## What the task asks
Return the listing below word for word.

## Records to process
* * * *
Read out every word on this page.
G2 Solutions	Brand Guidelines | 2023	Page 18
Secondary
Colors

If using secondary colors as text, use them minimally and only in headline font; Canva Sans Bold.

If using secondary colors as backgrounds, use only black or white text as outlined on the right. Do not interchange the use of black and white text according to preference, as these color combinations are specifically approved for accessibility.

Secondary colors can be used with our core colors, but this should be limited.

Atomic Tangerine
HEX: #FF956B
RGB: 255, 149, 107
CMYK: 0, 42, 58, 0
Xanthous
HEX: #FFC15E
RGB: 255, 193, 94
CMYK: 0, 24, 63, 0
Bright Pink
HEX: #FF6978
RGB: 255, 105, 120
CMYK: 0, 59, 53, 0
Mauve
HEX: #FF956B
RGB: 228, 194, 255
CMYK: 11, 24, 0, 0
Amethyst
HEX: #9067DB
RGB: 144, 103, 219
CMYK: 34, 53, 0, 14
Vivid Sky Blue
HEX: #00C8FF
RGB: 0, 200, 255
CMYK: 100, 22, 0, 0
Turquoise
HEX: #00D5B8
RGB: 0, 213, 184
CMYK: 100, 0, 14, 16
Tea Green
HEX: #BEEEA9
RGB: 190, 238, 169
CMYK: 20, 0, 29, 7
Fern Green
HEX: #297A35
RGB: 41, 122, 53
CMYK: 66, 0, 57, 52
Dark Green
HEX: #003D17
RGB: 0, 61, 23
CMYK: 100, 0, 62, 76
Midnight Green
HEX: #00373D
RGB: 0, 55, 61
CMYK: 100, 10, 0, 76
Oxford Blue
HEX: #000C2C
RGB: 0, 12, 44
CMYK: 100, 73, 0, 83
* * * *
## Problem solution
Read out every word on this page.
G2 Solutions	Brand Guidelines | 2023	Page 18
Secondary
Colors

If using secondary colors as text, use them minimally and only in headline font; Canva Sans Bold.

If using secondary colors as backgrounds, use only black or white text as outlined on the right. Do not interchange the use of black and white text according to preference, as these color combinations are specifically approved for accessibility.

Secondary colors can be used with our core colors, but this should be limited.

Atomic Tangerine
HEX: #FF956B
RGB: 255, 149, 107
CMYK: 0, 42, 58, 0
Xanthous
HEX: #FFC15E
RGB: 255, 193, 94
CMYK: 0, 24, 63, 0
Bright Pink
HEX: #FF6978
RGB: 255, 105, 120
CMYK: 0, 59, 53, 0
Mauve
HEX: #FF956B
RGB: 228, 194, 255
CMYK: 11, 24, 0, 0
Amethyst
HEX: #9067DB
RGB: 144, 103, 219
CMYK: 34, 53, 0, 14
Vivid Sky Blue
HEX: #00C8FF
RGB: 0, 200, 255
CMYK: 100, 22, 0, 0
Turquoise
HEX: #00D5B8
RGB: 0, 213, 184
CMYK: 100, 0, 14, 16
Tea Green
HEX: #BEEEA9
RGB: 190, 238, 169
CMYK: 20, 0, 29, 7
Fern Green
HEX: #297A35
RGB: 41, 122, 53
CMYK: 66, 0, 57, 52
Dark Green
HEX: #003D17
RGB: 0, 61, 23
CMYK: 100, 0, 62, 76
Midnight Green
HEX: #00373D
RGB: 0, 55, 61
CMYK: 100, 10, 0, 76
Oxford Blue
HEX: #000C2C
RGB: 0, 12, 44
CMYK: 100, 73, 0, 83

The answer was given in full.